> [WRITTEN PROBLEM] Print the lines of the material below exactly, starting with the line that contains "destination: Kheha (516, 1778, 632, 1822)" and continuing through the line that contains "eta-value: 5 (1062, 1788, 1094, 1851)".

> [LISTED ENTRIES]
● ● ● ●

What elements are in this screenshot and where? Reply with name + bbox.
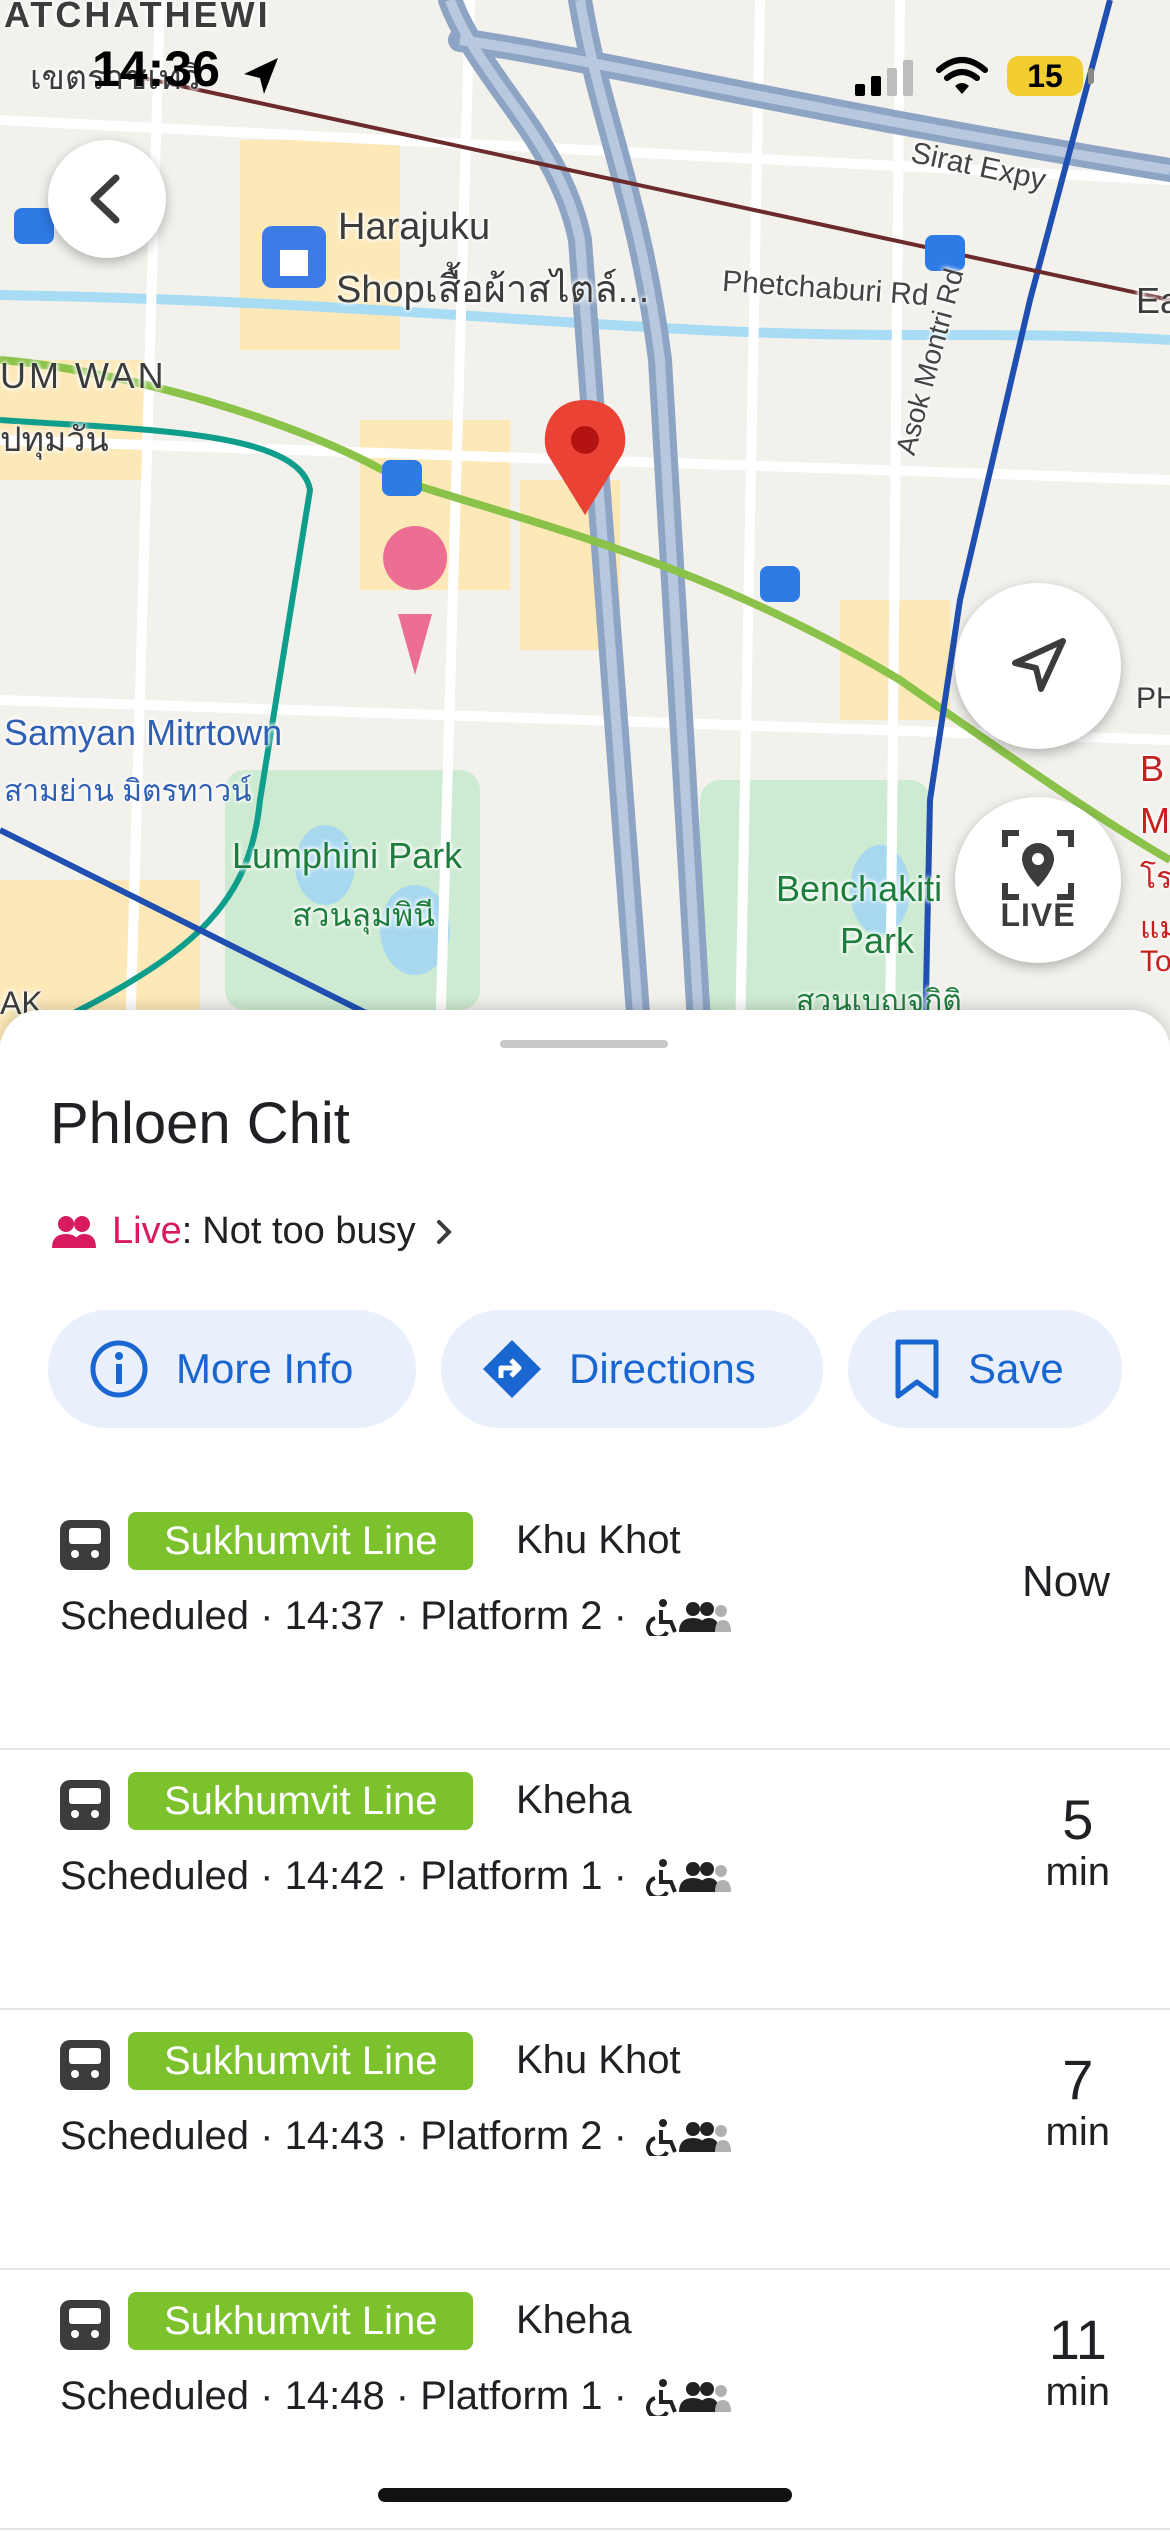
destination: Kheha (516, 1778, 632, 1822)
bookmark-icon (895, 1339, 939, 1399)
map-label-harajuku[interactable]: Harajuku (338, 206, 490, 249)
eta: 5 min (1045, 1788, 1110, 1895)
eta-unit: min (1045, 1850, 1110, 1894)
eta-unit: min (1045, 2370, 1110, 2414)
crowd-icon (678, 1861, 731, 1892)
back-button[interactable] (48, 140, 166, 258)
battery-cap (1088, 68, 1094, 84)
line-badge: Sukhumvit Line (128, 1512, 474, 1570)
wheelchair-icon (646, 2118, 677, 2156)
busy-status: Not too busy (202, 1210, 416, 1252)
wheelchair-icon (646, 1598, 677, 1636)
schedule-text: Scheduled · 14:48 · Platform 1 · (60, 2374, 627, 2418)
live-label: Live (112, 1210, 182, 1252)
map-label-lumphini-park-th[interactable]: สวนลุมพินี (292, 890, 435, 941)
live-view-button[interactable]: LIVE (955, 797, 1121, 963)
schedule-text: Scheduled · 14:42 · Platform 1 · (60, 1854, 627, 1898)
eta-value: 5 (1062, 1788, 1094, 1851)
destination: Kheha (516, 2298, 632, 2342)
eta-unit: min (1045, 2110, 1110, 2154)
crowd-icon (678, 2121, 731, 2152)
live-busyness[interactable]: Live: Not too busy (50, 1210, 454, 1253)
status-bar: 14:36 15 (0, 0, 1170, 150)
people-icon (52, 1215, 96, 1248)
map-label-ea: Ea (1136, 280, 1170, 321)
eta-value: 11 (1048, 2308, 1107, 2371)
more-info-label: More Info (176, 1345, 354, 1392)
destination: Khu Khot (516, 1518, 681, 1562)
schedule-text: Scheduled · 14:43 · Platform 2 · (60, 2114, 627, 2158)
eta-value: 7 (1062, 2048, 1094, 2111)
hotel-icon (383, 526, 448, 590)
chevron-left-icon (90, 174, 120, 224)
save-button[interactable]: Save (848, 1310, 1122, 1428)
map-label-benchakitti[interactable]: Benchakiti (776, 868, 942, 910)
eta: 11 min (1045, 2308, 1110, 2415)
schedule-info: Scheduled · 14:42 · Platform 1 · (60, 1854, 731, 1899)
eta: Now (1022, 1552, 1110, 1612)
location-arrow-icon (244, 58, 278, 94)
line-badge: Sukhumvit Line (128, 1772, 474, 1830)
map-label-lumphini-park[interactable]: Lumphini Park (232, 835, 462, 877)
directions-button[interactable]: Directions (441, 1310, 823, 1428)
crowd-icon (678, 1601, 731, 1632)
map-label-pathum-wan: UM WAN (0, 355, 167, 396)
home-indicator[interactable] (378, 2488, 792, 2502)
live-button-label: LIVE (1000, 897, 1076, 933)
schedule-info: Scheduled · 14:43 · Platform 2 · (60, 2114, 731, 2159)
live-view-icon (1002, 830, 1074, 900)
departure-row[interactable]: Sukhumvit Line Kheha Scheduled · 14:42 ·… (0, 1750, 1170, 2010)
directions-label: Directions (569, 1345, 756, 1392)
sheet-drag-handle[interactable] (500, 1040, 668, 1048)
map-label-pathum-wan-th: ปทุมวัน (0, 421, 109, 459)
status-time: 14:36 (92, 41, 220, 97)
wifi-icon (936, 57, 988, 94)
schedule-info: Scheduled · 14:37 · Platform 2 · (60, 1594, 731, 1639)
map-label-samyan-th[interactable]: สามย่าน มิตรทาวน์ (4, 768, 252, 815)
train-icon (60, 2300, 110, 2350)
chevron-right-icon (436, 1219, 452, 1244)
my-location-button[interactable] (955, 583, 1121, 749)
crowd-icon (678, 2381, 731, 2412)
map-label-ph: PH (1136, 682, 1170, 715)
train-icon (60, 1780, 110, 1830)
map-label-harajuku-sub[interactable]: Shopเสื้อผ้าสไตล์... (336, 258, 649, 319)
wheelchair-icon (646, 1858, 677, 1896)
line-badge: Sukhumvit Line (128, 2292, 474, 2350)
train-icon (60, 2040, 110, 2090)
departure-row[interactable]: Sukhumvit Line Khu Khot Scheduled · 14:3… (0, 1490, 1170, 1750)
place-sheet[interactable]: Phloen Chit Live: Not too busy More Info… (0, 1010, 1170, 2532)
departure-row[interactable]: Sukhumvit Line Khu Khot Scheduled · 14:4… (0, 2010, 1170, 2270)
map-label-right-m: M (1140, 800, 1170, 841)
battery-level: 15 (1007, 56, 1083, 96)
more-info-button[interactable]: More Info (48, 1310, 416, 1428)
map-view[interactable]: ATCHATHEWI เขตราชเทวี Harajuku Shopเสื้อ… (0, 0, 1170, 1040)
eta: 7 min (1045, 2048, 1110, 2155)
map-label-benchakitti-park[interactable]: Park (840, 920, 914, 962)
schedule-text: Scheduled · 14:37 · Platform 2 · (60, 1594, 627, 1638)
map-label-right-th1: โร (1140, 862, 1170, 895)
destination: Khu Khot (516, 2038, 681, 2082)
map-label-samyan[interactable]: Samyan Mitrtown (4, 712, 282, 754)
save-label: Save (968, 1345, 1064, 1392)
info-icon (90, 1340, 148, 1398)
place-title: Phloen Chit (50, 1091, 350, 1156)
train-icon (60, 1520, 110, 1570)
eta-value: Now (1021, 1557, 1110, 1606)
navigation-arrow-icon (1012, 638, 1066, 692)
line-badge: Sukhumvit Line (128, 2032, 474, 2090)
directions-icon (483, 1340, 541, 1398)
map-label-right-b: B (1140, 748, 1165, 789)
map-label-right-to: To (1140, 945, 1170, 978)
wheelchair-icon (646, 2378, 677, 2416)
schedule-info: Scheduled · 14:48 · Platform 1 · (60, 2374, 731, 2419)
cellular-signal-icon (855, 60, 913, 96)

● ● ● ●

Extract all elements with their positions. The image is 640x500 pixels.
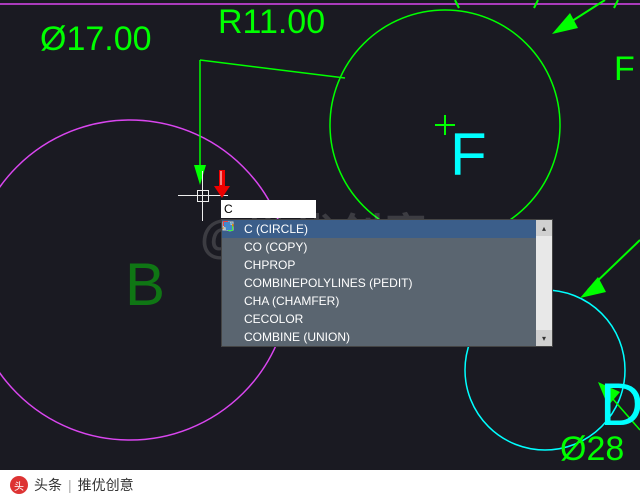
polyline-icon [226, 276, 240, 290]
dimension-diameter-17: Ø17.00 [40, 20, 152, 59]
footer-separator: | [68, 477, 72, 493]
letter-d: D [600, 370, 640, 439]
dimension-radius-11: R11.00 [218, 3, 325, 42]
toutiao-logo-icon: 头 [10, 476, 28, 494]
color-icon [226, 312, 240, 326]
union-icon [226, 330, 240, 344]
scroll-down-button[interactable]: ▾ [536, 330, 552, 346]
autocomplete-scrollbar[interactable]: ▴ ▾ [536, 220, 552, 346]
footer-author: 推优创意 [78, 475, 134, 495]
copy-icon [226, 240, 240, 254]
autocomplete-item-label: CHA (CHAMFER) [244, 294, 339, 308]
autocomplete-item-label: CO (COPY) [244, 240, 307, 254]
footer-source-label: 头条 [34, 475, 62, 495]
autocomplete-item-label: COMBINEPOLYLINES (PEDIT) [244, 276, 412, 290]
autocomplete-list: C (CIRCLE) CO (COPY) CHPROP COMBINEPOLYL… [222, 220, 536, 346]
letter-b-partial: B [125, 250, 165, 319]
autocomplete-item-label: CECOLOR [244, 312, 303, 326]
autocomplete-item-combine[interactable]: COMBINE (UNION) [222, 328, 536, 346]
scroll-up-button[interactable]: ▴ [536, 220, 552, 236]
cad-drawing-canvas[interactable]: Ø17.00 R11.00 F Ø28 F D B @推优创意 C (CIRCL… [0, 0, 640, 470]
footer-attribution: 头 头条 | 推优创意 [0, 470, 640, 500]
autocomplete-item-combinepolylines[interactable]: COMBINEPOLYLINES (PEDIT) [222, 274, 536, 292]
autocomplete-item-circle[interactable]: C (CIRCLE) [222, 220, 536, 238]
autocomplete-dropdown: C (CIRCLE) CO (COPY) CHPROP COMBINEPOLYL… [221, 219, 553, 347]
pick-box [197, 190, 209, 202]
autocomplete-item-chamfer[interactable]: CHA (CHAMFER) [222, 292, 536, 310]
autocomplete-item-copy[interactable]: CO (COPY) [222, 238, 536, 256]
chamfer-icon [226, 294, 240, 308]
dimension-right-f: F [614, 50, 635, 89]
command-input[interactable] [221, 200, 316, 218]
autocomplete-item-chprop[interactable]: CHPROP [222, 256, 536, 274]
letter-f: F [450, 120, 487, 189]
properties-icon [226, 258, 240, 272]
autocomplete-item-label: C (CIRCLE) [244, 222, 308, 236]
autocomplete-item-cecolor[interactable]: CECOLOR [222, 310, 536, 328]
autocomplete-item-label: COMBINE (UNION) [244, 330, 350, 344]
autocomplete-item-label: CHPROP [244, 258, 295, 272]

● ● ● ●

> [SOLVED EXERCISE]
destination: Kheha (516, 1778, 632, 1822)
bookmark-icon (895, 1339, 939, 1399)
map-label-harajuku[interactable]: Harajuku (338, 206, 490, 249)
eta: 5 min (1045, 1788, 1110, 1895)
eta-unit: min (1045, 1850, 1110, 1894)
eta-unit: min (1045, 2370, 1110, 2414)
crowd-icon (678, 1861, 731, 1892)
back-button[interactable] (48, 140, 166, 258)
battery-cap (1088, 68, 1094, 84)
line-badge: Sukhumvit Line (128, 1512, 474, 1570)
wheelchair-icon (646, 2118, 677, 2156)
busy-status: Not too busy (202, 1210, 416, 1252)
wheelchair-icon (646, 1598, 677, 1636)
schedule-text: Scheduled · 14:48 · Platform 1 · (60, 2374, 627, 2418)
live-label: Live (112, 1210, 182, 1252)
map-label-lumphini-park-th[interactable]: สวนลุมพินี (292, 890, 435, 941)
live-view-button[interactable]: LIVE (955, 797, 1121, 963)
schedule-text: Scheduled · 14:42 · Platform 1 · (60, 1854, 627, 1898)
eta-value: 5 (1062, 1788, 1094, 1851)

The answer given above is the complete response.